#### Task prompt:
How many lines of the data include the string "each"? State the number and nothing else.

-- START OF Data provided --

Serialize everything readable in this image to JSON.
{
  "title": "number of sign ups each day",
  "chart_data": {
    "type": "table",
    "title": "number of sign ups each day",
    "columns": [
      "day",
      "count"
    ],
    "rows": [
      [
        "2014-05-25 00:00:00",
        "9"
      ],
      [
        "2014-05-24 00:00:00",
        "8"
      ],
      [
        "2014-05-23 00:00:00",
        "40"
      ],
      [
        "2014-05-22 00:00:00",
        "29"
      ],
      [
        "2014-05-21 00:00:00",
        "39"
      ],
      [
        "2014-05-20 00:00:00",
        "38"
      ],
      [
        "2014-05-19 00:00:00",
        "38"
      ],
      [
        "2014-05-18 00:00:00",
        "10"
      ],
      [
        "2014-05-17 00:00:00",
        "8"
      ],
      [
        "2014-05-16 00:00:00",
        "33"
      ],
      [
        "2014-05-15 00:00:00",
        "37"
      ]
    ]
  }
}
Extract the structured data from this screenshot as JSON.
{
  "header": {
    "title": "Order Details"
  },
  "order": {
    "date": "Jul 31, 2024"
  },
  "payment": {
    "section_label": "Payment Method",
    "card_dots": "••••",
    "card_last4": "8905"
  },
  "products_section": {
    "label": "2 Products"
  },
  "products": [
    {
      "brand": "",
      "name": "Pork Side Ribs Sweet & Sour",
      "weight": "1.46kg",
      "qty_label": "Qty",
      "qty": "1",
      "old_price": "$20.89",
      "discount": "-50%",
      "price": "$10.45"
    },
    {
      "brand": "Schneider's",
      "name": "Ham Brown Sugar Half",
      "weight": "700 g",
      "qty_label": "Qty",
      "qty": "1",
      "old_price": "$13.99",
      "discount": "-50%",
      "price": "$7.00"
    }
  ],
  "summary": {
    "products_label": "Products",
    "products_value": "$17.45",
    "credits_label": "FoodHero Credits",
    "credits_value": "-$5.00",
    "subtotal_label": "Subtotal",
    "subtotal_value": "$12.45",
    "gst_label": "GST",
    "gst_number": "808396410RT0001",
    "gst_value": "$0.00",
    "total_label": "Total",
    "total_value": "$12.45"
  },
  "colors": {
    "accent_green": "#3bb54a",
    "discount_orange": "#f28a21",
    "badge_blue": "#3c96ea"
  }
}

-- END OF Data provided --

#### Result below:
2